Task instructions ▸
Every entry must be given again exactly.

A run of records:
◆ ◆ ◆ ◆
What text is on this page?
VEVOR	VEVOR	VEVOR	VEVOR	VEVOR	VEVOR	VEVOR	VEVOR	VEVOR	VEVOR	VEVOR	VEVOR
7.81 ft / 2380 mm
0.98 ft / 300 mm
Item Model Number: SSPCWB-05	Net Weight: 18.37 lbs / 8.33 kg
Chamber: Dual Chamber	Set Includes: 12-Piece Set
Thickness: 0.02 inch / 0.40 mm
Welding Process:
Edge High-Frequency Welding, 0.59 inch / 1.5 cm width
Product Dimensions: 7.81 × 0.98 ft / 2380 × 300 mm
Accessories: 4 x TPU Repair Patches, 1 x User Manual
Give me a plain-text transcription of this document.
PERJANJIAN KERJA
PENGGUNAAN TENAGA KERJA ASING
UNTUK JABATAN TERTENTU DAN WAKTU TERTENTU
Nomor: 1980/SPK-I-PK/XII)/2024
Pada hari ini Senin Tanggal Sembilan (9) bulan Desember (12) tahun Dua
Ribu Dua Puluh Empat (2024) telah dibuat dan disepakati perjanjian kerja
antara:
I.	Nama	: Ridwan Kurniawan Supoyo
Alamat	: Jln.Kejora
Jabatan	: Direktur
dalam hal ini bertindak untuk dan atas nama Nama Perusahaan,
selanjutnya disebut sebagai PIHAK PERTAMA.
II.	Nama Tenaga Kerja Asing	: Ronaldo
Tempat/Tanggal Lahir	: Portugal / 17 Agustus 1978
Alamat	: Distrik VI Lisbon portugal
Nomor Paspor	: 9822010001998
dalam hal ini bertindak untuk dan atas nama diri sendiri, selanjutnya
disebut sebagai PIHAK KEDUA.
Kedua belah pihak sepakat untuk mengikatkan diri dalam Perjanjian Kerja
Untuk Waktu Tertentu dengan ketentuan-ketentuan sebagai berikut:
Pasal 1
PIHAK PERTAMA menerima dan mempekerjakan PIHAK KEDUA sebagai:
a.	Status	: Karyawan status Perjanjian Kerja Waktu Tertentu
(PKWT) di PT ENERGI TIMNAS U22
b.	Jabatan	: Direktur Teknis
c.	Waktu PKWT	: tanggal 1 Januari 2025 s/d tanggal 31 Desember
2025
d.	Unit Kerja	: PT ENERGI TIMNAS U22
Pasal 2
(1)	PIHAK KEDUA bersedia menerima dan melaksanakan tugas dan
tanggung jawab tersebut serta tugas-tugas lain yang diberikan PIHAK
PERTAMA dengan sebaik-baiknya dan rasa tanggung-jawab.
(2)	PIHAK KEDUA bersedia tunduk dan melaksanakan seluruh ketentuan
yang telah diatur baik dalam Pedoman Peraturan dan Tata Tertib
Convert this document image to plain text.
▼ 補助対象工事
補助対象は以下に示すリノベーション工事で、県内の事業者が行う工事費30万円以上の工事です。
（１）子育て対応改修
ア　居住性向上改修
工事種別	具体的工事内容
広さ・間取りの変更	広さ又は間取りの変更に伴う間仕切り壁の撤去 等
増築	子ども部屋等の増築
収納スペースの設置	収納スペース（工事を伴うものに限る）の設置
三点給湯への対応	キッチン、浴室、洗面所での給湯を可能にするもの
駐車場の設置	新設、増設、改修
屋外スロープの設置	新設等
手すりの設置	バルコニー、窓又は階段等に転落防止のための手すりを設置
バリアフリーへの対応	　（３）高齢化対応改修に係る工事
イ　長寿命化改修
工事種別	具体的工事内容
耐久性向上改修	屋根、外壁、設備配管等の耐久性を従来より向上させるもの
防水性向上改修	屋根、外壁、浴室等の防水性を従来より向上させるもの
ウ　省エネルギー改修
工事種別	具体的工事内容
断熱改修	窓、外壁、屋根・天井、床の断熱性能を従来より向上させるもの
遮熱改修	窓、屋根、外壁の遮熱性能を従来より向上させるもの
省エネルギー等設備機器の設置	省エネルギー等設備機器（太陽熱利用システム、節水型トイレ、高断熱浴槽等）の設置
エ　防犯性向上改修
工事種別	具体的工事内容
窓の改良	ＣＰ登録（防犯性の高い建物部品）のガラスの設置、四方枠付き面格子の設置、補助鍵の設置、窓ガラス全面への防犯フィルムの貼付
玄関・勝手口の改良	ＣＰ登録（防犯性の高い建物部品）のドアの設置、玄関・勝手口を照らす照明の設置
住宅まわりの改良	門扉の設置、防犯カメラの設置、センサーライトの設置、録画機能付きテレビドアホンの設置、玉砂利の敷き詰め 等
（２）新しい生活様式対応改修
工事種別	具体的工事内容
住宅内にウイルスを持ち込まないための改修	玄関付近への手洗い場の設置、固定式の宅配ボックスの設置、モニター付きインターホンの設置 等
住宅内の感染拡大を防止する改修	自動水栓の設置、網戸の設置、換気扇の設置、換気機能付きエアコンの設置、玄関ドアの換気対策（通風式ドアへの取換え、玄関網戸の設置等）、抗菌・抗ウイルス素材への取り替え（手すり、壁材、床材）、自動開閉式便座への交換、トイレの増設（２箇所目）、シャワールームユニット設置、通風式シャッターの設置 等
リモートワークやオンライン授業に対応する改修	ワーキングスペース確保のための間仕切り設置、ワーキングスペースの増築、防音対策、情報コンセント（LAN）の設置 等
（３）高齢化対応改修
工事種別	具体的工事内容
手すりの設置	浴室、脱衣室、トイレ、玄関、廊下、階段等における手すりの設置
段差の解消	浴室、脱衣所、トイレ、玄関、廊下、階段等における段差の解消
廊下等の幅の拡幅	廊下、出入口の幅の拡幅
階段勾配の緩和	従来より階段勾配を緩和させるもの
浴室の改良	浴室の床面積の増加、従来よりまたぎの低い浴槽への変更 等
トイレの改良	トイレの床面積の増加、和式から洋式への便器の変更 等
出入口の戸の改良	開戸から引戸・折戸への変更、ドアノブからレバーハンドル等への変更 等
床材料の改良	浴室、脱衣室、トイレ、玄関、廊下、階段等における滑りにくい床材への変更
◆ ◆ ◆ ◆
Solution ▸
What text is on this page?
VEVOR	VEVOR	VEVOR	VEVOR	VEVOR	VEVOR	VEVOR	VEVOR	VEVOR	VEVOR	VEVOR	VEVOR
7.81 ft / 2380 mm
0.98 ft / 300 mm
Item Model Number: SSPCWB-05	Net Weight: 18.37 lbs / 8.33 kg
Chamber: Dual Chamber	Set Includes: 12-Piece Set
Thickness: 0.02 inch / 0.40 mm
Welding Process:
Edge High-Frequency Welding, 0.59 inch / 1.5 cm width
Product Dimensions: 7.81 × 0.98 ft / 2380 × 300 mm
Accessories: 4 x TPU Repair Patches, 1 x User Manual
Give me a plain-text transcription of this document.
PERJANJIAN KERJA
PENGGUNAAN TENAGA KERJA ASING
UNTUK JABATAN TERTENTU DAN WAKTU TERTENTU
Nomor: 1980/SPK-I-PK/XII)/2024
Pada hari ini Senin Tanggal Sembilan (9) bulan Desember (12) tahun Dua
Ribu Dua Puluh Empat (2024) telah dibuat dan disepakati perjanjian kerja
antara:
I.	Nama	: Ridwan Kurniawan Supoyo
Alamat	: Jln.Kejora
Jabatan	: Direktur
dalam hal ini bertindak untuk dan atas nama Nama Perusahaan,
selanjutnya disebut sebagai PIHAK PERTAMA.
II.	Nama Tenaga Kerja Asing	: Ronaldo
Tempat/Tanggal Lahir	: Portugal / 17 Agustus 1978
Alamat	: Distrik VI Lisbon portugal
Nomor Paspor	: 9822010001998
dalam hal ini bertindak untuk dan atas nama diri sendiri, selanjutnya
disebut sebagai PIHAK KEDUA.
Kedua belah pihak sepakat untuk mengikatkan diri dalam Perjanjian Kerja
Untuk Waktu Tertentu dengan ketentuan-ketentuan sebagai berikut:
Pasal 1
PIHAK PERTAMA menerima dan mempekerjakan PIHAK KEDUA sebagai:
a.	Status	: Karyawan status Perjanjian Kerja Waktu Tertentu
(PKWT) di PT ENERGI TIMNAS U22
b.	Jabatan	: Direktur Teknis
c.	Waktu PKWT	: tanggal 1 Januari 2025 s/d tanggal 31 Desember
2025
d.	Unit Kerja	: PT ENERGI TIMNAS U22
Pasal 2
(1)	PIHAK KEDUA bersedia menerima dan melaksanakan tugas dan
tanggung jawab tersebut serta tugas-tugas lain yang diberikan PIHAK
PERTAMA dengan sebaik-baiknya dan rasa tanggung-jawab.
(2)	PIHAK KEDUA bersedia tunduk dan melaksanakan seluruh ketentuan
yang telah diatur baik dalam Pedoman Peraturan dan Tata Tertib
Convert this document image to plain text.
▼ 補助対象工事
補助対象は以下に示すリノベーション工事で、県内の事業者が行う工事費30万円以上の工事です。
（１）子育て対応改修
ア　居住性向上改修
工事種別	具体的工事内容
広さ・間取りの変更	広さ又は間取りの変更に伴う間仕切り壁の撤去 等
増築	子ども部屋等の増築
収納スペースの設置	収納スペース（工事を伴うものに限る）の設置
三点給湯への対応	キッチン、浴室、洗面所での給湯を可能にするもの
駐車場の設置	新設、増設、改修
屋外スロープの設置	新設等
手すりの設置	バルコニー、窓又は階段等に転落防止のための手すりを設置
バリアフリーへの対応	　（３）高齢化対応改修に係る工事
イ　長寿命化改修
工事種別	具体的工事内容
耐久性向上改修	屋根、外壁、設備配管等の耐久性を従来より向上させるもの
防水性向上改修	屋根、外壁、浴室等の防水性を従来より向上させるもの
ウ　省エネルギー改修
工事種別	具体的工事内容
断熱改修	窓、外壁、屋根・天井、床の断熱性能を従来より向上させるもの
遮熱改修	窓、屋根、外壁の遮熱性能を従来より向上させるもの
省エネルギー等設備機器の設置	省エネルギー等設備機器（太陽熱利用システム、節水型トイレ、高断熱浴槽等）の設置
エ　防犯性向上改修
工事種別	具体的工事内容
窓の改良	ＣＰ登録（防犯性の高い建物部品）のガラスの設置、四方枠付き面格子の設置、補助鍵の設置、窓ガラス全面への防犯フィルムの貼付
玄関・勝手口の改良	ＣＰ登録（防犯性の高い建物部品）のドアの設置、玄関・勝手口を照らす照明の設置
住宅まわりの改良	門扉の設置、防犯カメラの設置、センサーライトの設置、録画機能付きテレビドアホンの設置、玉砂利の敷き詰め 等
（２）新しい生活様式対応改修
工事種別	具体的工事内容
住宅内にウイルスを持ち込まないための改修	玄関付近への手洗い場の設置、固定式の宅配ボックスの設置、モニター付きインターホンの設置 等
住宅内の感染拡大を防止する改修	自動水栓の設置、網戸の設置、換気扇の設置、換気機能付きエアコンの設置、玄関ドアの換気対策（通風式ドアへの取換え、玄関網戸の設置等）、抗菌・抗ウイルス素材への取り替え（手すり、壁材、床材）、自動開閉式便座への交換、トイレの増設（２箇所目）、シャワールームユニット設置、通風式シャッターの設置 等
リモートワークやオンライン授業に対応する改修	ワーキングスペース確保のための間仕切り設置、ワーキングスペースの増築、防音対策、情報コンセント（LAN）の設置 等
（３）高齢化対応改修
工事種別	具体的工事内容
手すりの設置	浴室、脱衣室、トイレ、玄関、廊下、階段等における手すりの設置
段差の解消	浴室、脱衣所、トイレ、玄関、廊下、階段等における段差の解消
廊下等の幅の拡幅	廊下、出入口の幅の拡幅
階段勾配の緩和	従来より階段勾配を緩和させるもの
浴室の改良	浴室の床面積の増加、従来よりまたぎの低い浴槽への変更 等
トイレの改良	トイレの床面積の増加、和式から洋式への便器の変更 等
出入口の戸の改良	開戸から引戸・折戸への変更、ドアノブからレバーハンドル等への変更 等
床材料の改良	浴室、脱衣室、トイレ、玄関、廊下、階段等における滑りにくい床材への変更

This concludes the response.